Top of Records for the exercise

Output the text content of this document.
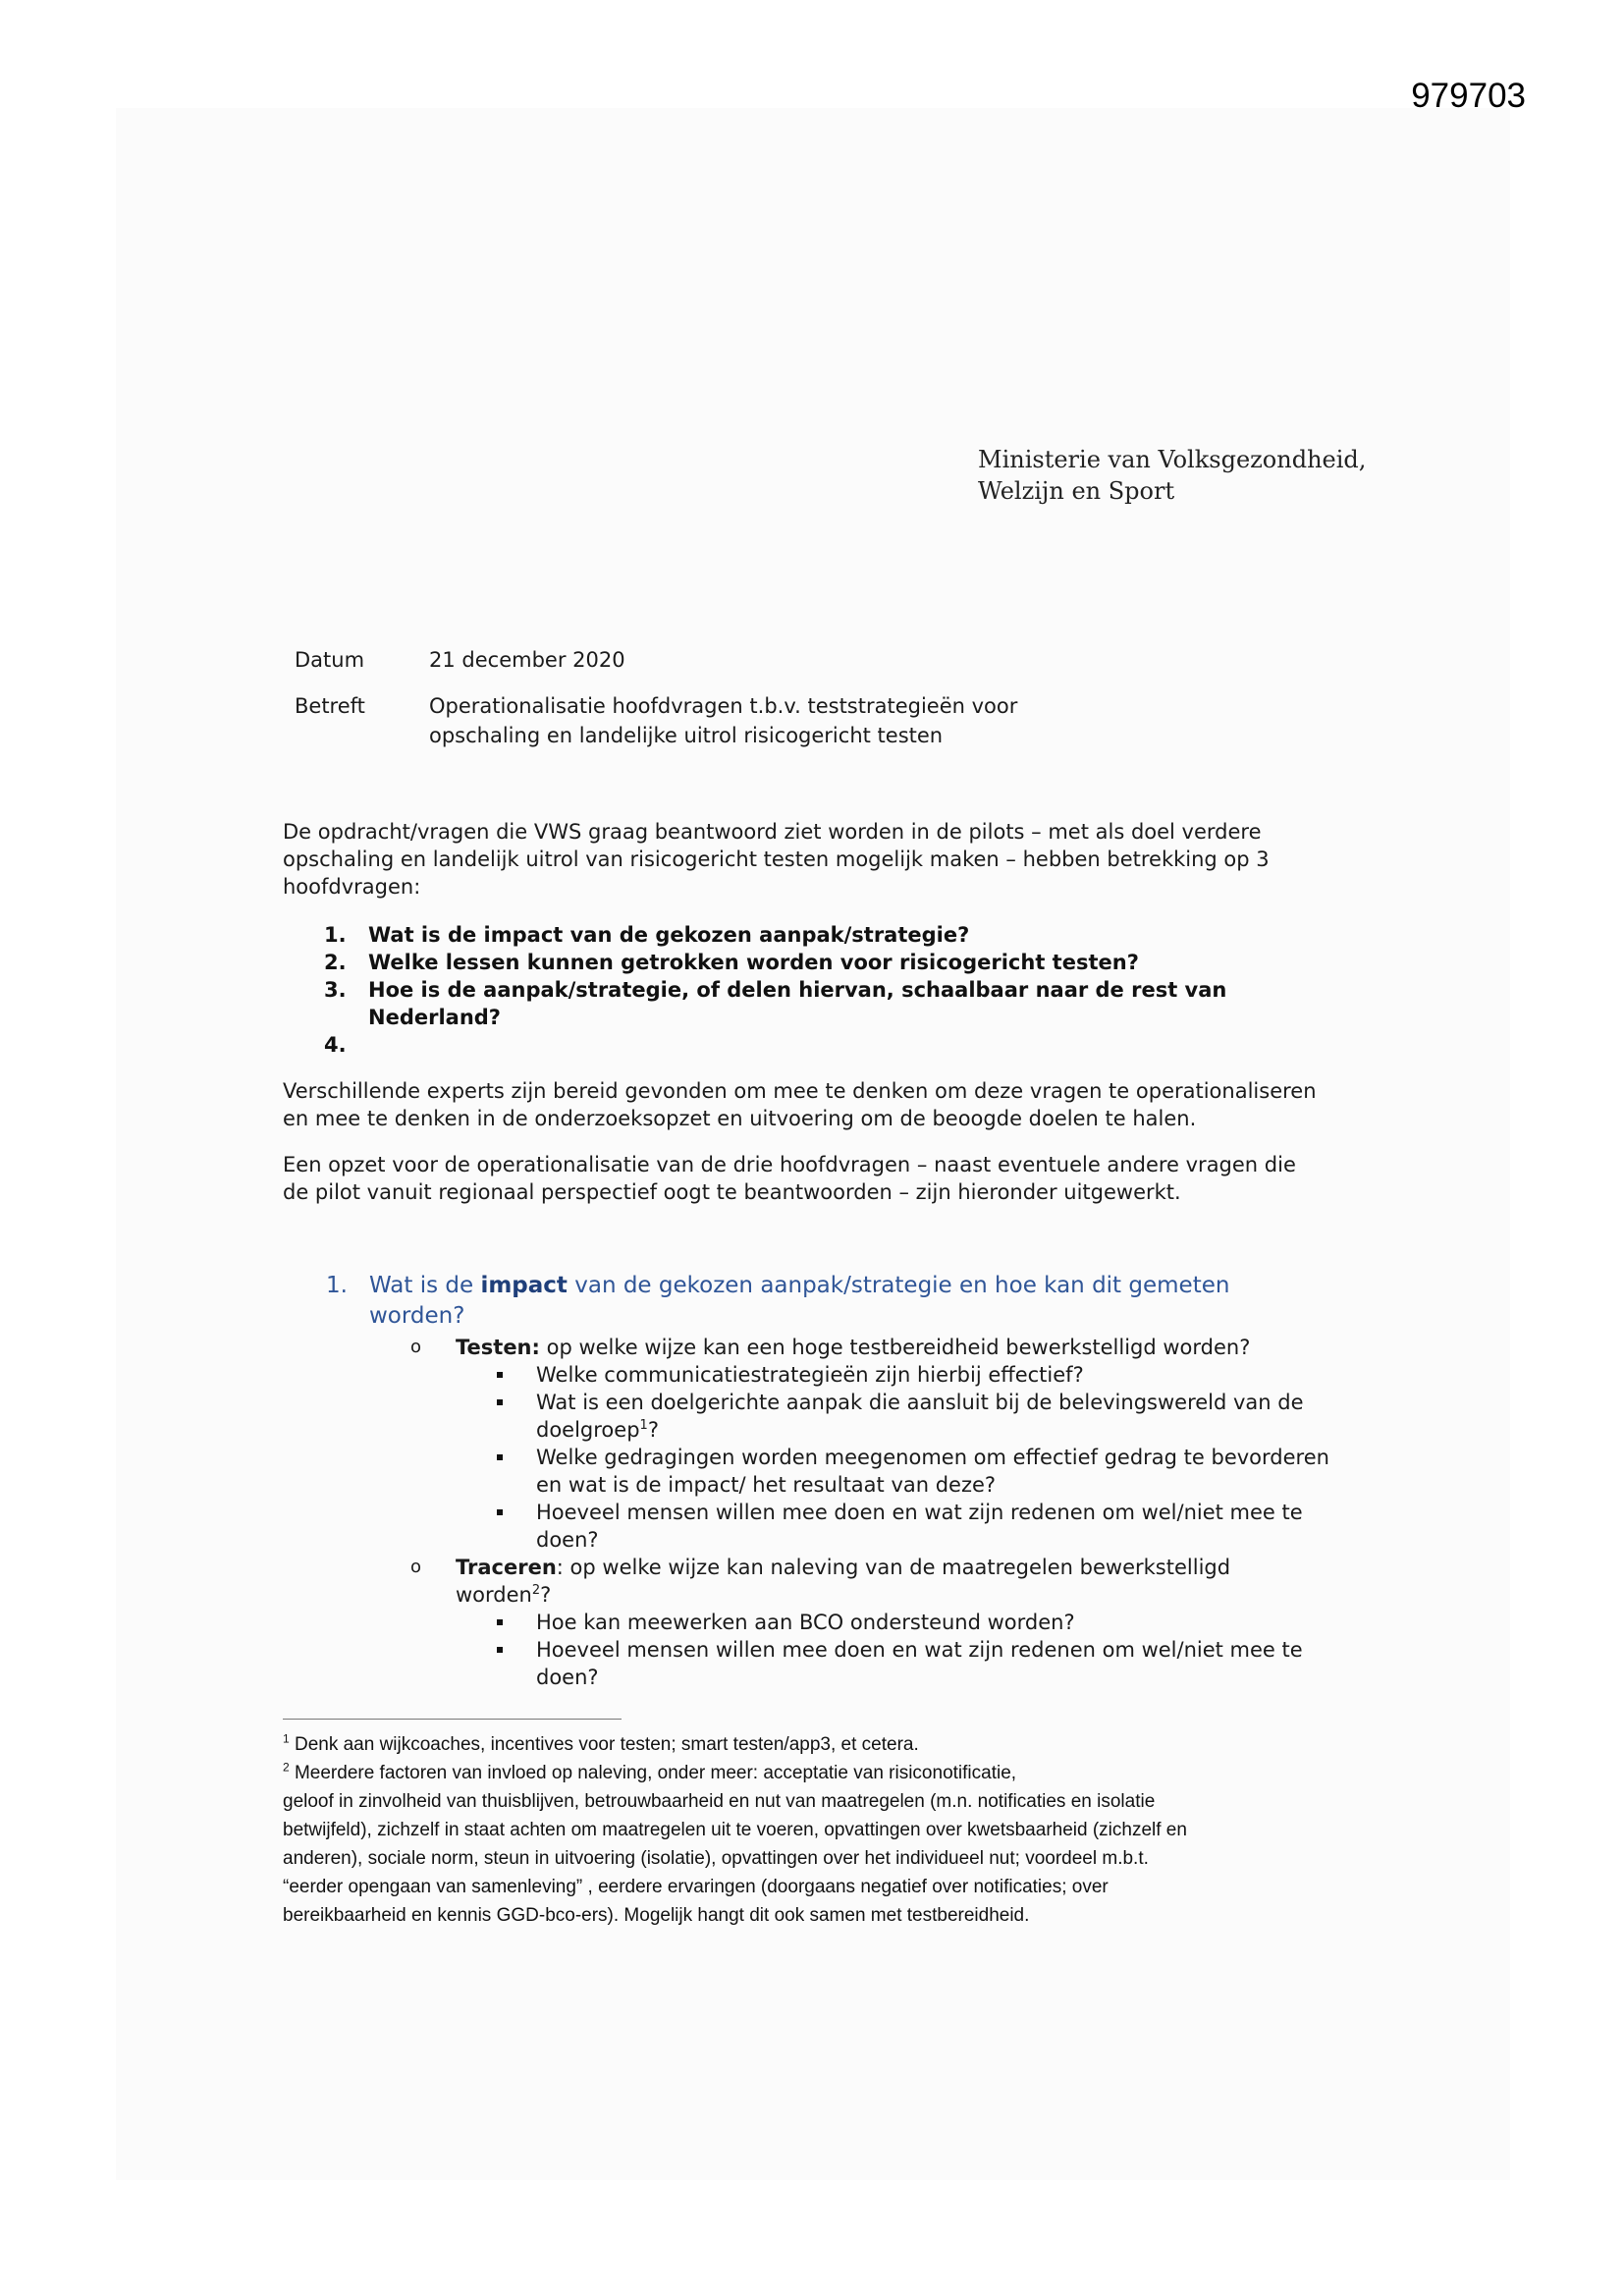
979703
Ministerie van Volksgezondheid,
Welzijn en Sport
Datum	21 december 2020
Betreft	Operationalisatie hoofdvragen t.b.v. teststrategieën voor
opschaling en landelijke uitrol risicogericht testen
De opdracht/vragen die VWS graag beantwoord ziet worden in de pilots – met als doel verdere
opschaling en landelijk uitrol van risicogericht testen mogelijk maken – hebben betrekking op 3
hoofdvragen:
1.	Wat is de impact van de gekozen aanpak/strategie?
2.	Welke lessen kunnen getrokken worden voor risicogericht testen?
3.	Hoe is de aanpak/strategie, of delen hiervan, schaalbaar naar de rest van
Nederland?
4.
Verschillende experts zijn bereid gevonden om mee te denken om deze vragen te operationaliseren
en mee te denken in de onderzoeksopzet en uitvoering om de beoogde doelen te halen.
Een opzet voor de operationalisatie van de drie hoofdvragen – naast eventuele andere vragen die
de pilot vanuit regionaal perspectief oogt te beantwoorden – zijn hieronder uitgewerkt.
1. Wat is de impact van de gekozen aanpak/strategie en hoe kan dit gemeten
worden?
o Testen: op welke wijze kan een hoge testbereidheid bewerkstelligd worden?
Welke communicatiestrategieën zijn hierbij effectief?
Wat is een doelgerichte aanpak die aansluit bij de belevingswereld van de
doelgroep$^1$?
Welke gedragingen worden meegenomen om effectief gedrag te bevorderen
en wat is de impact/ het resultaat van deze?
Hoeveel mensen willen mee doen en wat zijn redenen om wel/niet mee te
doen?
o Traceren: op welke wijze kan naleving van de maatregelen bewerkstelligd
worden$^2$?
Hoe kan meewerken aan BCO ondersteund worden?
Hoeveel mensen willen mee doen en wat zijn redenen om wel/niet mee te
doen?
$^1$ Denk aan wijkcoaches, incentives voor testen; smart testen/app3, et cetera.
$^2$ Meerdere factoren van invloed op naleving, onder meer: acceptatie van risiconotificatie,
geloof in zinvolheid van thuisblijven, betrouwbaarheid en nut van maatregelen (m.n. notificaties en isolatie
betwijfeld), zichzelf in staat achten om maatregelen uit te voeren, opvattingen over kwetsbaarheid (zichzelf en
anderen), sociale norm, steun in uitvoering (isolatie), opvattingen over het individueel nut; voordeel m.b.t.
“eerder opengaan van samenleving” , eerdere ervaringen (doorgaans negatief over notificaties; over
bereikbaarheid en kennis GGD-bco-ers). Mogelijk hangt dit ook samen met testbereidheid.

Bottom of Records for the exercise
Top of Records for the exercise

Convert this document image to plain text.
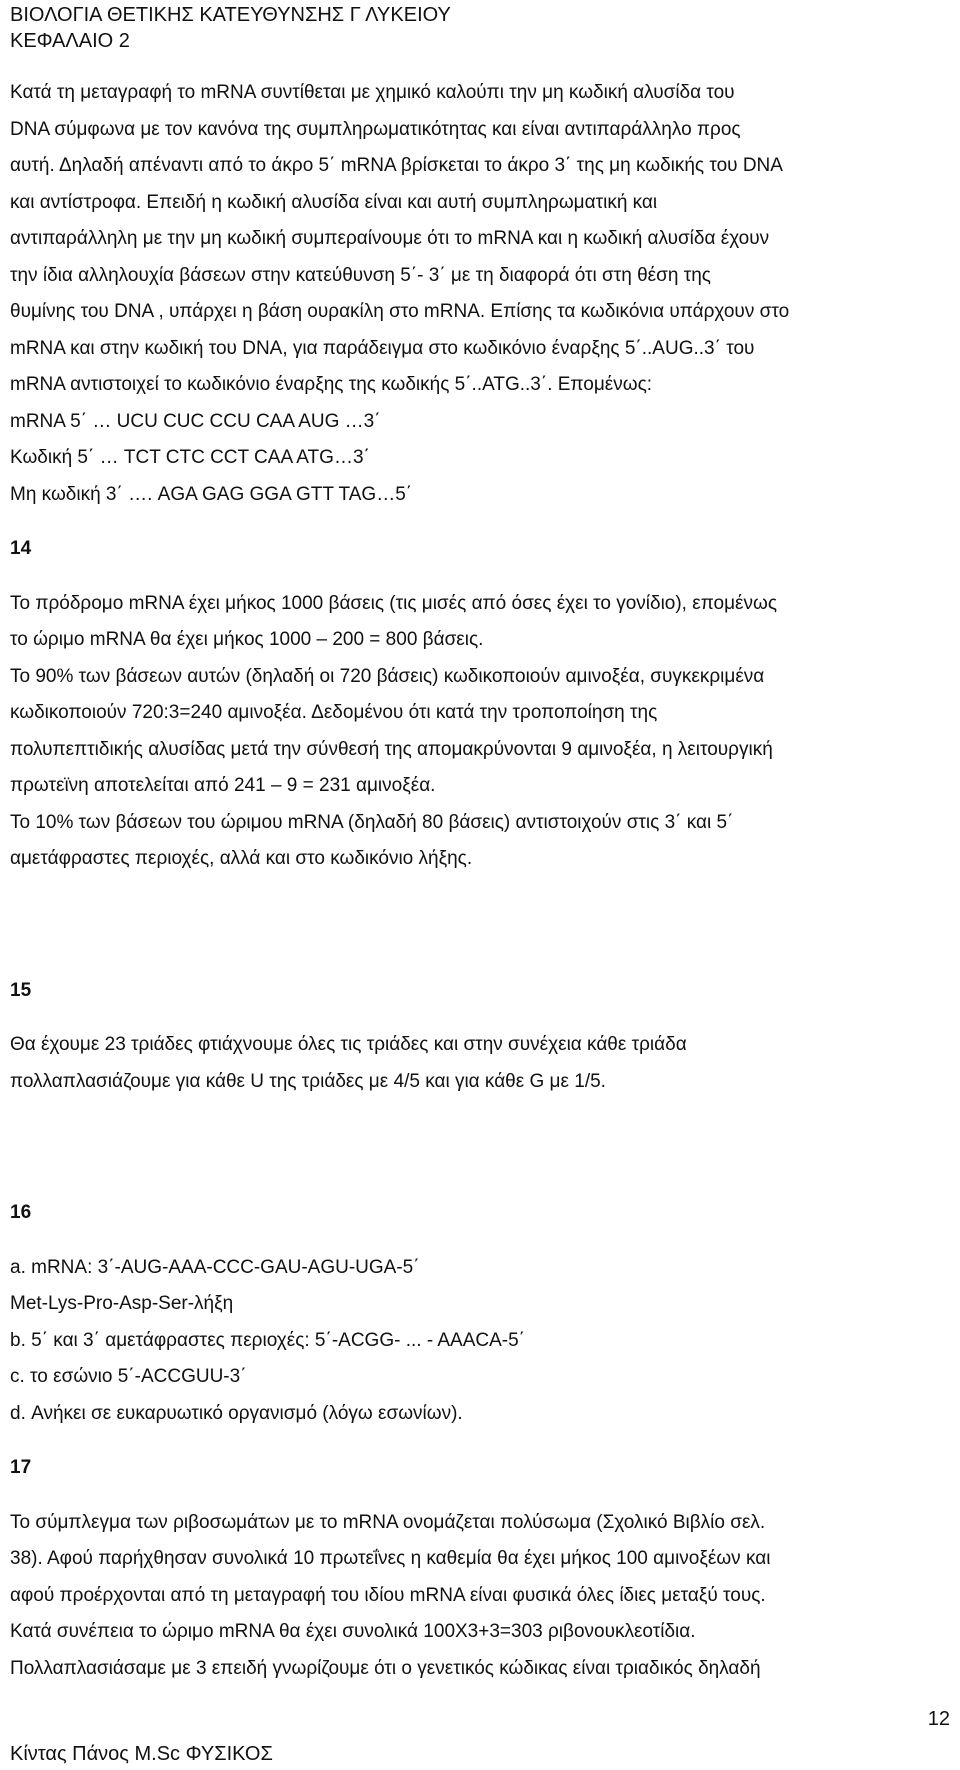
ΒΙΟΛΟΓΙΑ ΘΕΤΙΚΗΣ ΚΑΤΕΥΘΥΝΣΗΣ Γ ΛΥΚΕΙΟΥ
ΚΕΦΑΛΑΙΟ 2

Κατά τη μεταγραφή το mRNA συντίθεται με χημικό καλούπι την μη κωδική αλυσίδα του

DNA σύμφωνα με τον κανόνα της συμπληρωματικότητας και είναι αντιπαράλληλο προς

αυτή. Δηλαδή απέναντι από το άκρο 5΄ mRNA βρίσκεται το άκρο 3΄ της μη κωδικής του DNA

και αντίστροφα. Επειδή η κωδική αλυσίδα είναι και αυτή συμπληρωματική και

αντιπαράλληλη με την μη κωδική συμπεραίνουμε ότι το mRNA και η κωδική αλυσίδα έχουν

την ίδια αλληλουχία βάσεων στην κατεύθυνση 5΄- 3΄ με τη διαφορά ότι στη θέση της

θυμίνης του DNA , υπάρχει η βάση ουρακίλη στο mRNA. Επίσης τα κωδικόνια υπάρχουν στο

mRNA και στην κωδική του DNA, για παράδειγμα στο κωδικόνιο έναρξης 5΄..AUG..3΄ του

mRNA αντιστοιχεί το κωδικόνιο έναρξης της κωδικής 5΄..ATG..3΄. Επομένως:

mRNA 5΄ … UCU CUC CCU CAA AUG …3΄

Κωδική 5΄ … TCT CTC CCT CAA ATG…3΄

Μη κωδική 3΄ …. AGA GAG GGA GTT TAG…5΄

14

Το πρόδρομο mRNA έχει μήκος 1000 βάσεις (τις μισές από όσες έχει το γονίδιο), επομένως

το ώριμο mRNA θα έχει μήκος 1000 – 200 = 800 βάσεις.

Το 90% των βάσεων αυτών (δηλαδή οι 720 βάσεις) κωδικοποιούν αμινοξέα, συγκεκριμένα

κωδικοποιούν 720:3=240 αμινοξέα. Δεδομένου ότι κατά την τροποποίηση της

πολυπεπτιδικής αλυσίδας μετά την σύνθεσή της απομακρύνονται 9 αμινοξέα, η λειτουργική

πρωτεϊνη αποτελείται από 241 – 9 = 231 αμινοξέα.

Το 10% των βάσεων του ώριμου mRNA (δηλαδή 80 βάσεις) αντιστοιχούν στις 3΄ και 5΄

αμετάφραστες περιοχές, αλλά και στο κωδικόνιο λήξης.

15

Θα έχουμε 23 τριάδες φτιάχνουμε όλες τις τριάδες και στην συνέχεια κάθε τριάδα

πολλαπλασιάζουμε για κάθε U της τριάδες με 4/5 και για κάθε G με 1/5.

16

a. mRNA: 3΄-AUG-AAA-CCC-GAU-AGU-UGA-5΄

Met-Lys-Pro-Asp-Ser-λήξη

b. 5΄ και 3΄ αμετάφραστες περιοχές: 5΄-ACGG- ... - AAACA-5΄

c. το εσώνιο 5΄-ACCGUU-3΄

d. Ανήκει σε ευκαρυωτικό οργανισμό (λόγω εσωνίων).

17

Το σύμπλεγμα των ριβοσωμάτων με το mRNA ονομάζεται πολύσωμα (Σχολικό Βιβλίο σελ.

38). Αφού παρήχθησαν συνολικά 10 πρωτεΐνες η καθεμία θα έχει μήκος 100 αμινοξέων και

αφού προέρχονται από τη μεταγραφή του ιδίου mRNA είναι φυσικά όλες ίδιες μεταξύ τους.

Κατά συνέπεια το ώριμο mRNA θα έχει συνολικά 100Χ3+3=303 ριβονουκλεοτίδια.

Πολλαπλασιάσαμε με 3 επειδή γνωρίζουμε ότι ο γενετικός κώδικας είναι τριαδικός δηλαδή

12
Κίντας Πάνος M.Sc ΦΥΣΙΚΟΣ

Bottom of Records for the exercise

* **Problem to work on**
Which lines of the listing include the string "μεταγραφή"? Pull them out.

* **Answer for the task**
Κατά τη μεταγραφή το mRNA συντίθεται με χημικό καλούπι την μη κωδική αλυσίδα του
αφού προέρχονται από τη μεταγραφή του ιδίου mRNA είναι φυσικά όλες ίδιες μεταξύ τους.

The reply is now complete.